# Dataset entries
━━━━━━━━

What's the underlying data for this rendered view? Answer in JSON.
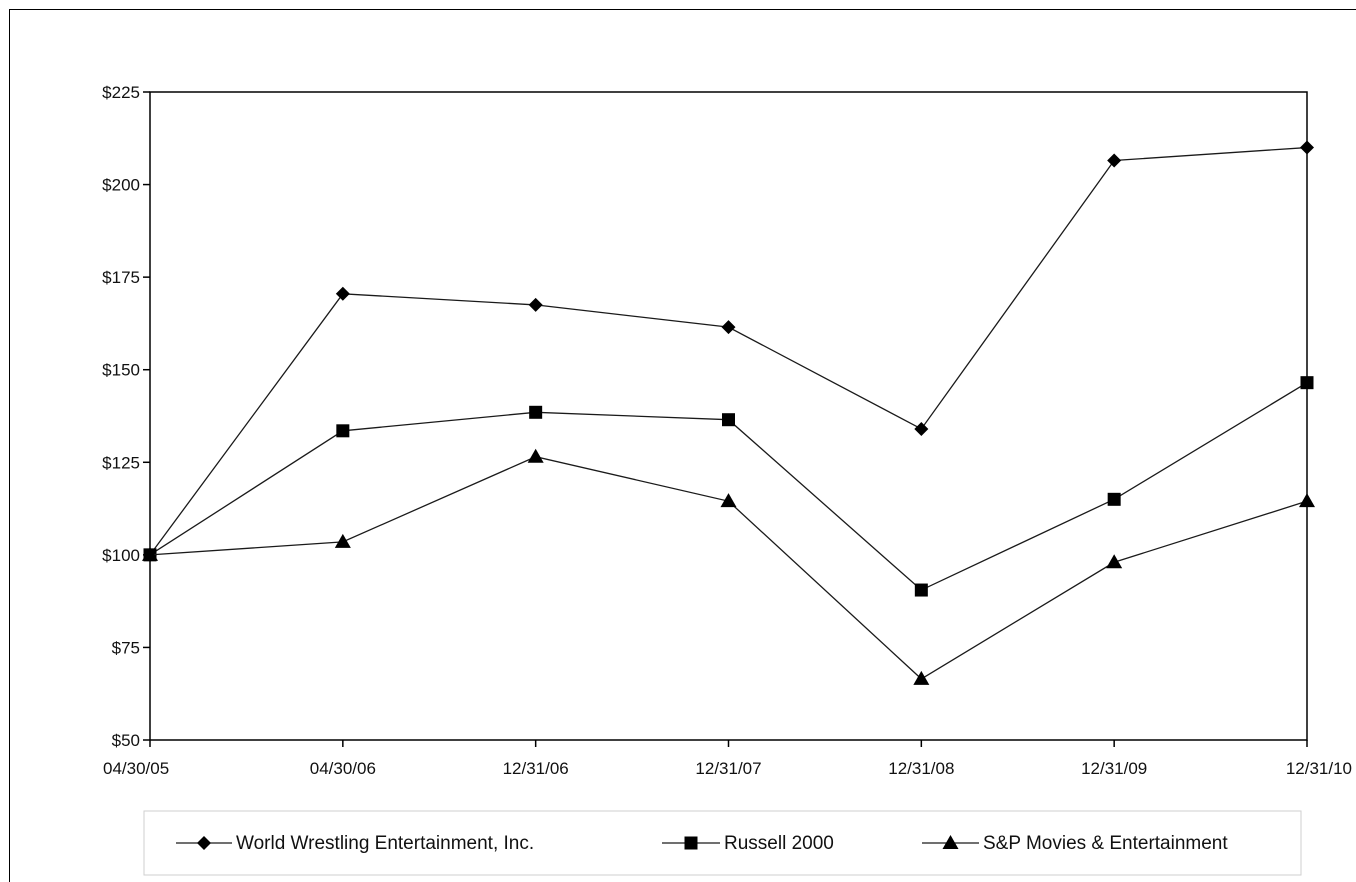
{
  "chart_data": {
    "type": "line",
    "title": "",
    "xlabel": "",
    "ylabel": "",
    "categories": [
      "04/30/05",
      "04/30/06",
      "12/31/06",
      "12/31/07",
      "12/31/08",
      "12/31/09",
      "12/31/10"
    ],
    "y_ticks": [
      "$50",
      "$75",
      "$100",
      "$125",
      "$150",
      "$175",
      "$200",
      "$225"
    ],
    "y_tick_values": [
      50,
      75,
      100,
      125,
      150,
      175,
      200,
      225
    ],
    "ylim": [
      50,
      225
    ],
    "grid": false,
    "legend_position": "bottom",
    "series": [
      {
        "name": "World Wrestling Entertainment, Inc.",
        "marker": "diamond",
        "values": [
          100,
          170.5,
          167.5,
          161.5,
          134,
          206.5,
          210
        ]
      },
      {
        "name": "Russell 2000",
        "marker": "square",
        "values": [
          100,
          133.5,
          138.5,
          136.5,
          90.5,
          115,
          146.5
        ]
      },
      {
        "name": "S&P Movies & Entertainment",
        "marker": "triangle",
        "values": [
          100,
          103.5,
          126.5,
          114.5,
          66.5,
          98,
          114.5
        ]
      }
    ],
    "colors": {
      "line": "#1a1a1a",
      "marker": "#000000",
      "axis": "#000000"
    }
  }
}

━━━━━━━━

# Exercise task
Copy every record character for character. Skip the pictures.

# Answer to the task
What's the underlying data for this rendered view? Answer in JSON.
{
  "chart_data": {
    "type": "line",
    "title": "",
    "xlabel": "",
    "ylabel": "",
    "categories": [
      "04/30/05",
      "04/30/06",
      "12/31/06",
      "12/31/07",
      "12/31/08",
      "12/31/09",
      "12/31/10"
    ],
    "y_ticks": [
      "$50",
      "$75",
      "$100",
      "$125",
      "$150",
      "$175",
      "$200",
      "$225"
    ],
    "y_tick_values": [
      50,
      75,
      100,
      125,
      150,
      175,
      200,
      225
    ],
    "ylim": [
      50,
      225
    ],
    "grid": false,
    "legend_position": "bottom",
    "series": [
      {
        "name": "World Wrestling Entertainment, Inc.",
        "marker": "diamond",
        "values": [
          100,
          170.5,
          167.5,
          161.5,
          134,
          206.5,
          210
        ]
      },
      {
        "name": "Russell 2000",
        "marker": "square",
        "values": [
          100,
          133.5,
          138.5,
          136.5,
          90.5,
          115,
          146.5
        ]
      },
      {
        "name": "S&P Movies & Entertainment",
        "marker": "triangle",
        "values": [
          100,
          103.5,
          126.5,
          114.5,
          66.5,
          98,
          114.5
        ]
      }
    ],
    "colors": {
      "line": "#1a1a1a",
      "marker": "#000000",
      "axis": "#000000"
    }
  }
}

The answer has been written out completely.